▶ **Problem to work on**:
Where does the string "RISING" appear? Copy every line of the entries below that holds it.

--- START OF Records provided ---

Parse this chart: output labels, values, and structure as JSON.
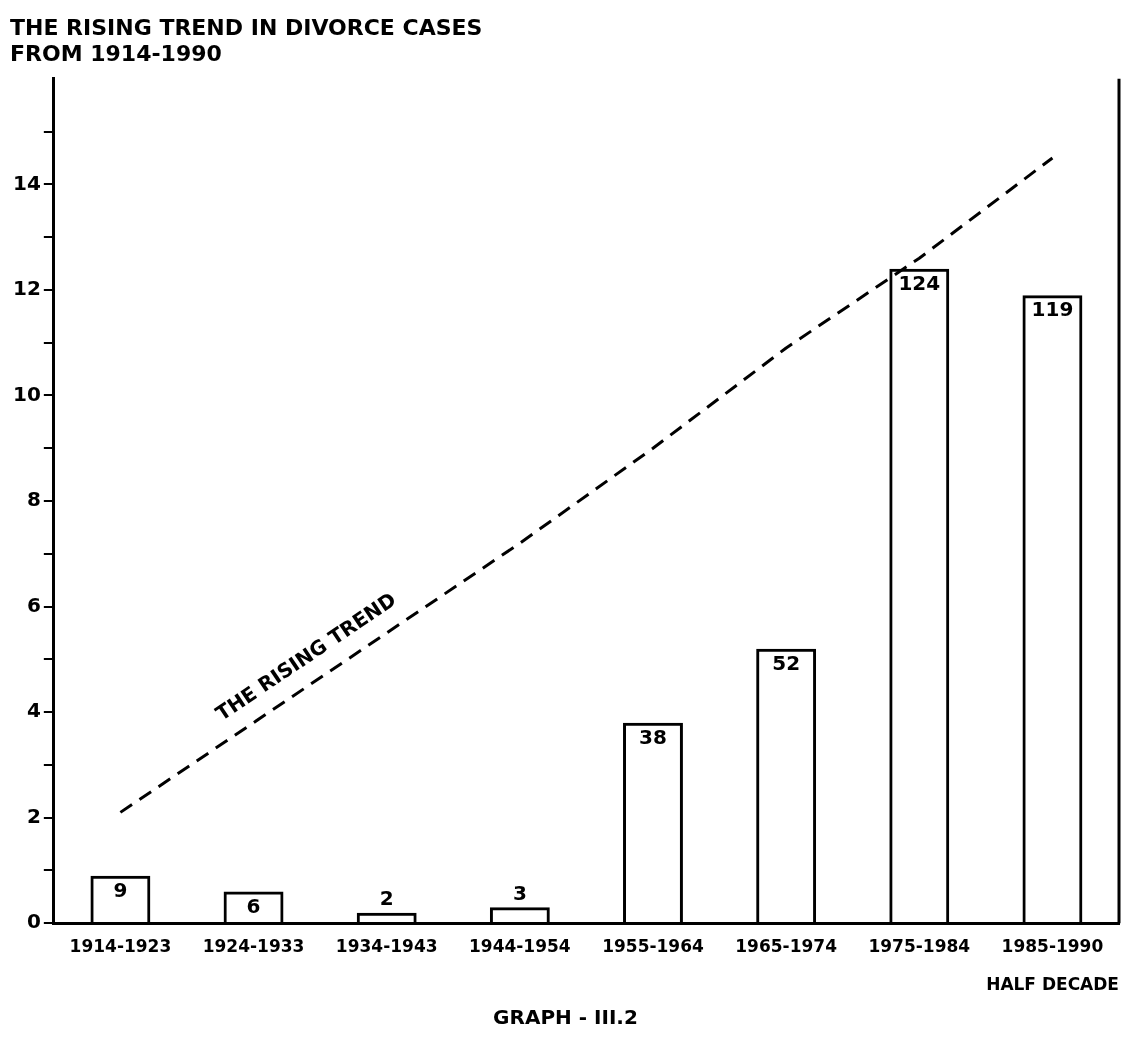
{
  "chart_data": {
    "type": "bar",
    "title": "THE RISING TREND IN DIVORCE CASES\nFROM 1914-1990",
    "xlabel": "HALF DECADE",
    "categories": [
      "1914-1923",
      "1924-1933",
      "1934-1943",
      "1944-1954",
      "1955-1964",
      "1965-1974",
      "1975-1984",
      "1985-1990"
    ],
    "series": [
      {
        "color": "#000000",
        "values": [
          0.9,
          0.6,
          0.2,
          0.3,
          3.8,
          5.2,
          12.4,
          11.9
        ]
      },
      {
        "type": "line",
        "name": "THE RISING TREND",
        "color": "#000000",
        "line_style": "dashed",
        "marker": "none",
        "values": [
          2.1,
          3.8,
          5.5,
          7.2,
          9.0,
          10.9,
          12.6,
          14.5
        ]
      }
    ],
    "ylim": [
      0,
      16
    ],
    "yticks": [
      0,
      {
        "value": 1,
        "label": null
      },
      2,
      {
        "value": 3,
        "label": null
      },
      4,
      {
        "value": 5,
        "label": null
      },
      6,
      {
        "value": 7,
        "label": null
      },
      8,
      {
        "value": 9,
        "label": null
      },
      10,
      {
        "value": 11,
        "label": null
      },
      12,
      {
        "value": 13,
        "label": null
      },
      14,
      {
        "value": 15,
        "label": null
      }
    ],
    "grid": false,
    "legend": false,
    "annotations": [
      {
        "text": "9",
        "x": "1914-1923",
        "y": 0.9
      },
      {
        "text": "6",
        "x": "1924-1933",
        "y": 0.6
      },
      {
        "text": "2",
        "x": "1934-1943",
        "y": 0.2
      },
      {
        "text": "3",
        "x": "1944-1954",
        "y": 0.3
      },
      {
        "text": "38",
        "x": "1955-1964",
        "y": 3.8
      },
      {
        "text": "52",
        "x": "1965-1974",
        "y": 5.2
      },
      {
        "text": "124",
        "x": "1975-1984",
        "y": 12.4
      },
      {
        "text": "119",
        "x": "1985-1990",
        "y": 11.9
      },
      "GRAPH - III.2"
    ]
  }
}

--- END OF Records provided ---

▶ **Exercise answer**:
    "title": "THE RISING TREND IN DIVORCE CASES\nFROM 1914-1990",
        "name": "THE RISING TREND",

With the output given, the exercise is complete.